* _ITEMS_
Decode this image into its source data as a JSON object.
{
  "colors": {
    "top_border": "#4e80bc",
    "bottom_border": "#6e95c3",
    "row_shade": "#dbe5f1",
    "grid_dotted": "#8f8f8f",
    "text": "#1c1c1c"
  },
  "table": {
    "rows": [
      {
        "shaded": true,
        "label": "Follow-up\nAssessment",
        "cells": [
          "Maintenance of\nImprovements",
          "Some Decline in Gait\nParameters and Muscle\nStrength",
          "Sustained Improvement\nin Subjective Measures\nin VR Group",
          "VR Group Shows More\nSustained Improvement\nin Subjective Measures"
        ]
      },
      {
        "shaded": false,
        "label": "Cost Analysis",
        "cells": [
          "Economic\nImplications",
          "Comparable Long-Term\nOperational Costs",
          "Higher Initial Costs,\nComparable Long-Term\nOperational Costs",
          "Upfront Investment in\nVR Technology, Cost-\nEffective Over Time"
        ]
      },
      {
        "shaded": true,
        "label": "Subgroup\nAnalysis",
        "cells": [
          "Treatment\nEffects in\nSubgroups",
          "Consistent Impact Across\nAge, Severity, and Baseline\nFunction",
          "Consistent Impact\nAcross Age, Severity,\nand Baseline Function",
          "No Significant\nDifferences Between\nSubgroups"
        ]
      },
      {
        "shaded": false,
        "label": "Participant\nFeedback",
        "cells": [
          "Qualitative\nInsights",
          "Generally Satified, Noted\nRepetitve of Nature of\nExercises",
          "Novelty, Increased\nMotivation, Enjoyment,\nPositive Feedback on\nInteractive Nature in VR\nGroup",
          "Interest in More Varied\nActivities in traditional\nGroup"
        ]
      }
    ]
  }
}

* _TO BE DONE_
Extract, from the material above, each line holding the word "Consistent".

* _WRITTEN RESPONSE_
          "Consistent Impact Across\nAge, Severity, and Baseline\nFunction",
          "Consistent Impact\nAcross Age, Severity,\nand Baseline Function",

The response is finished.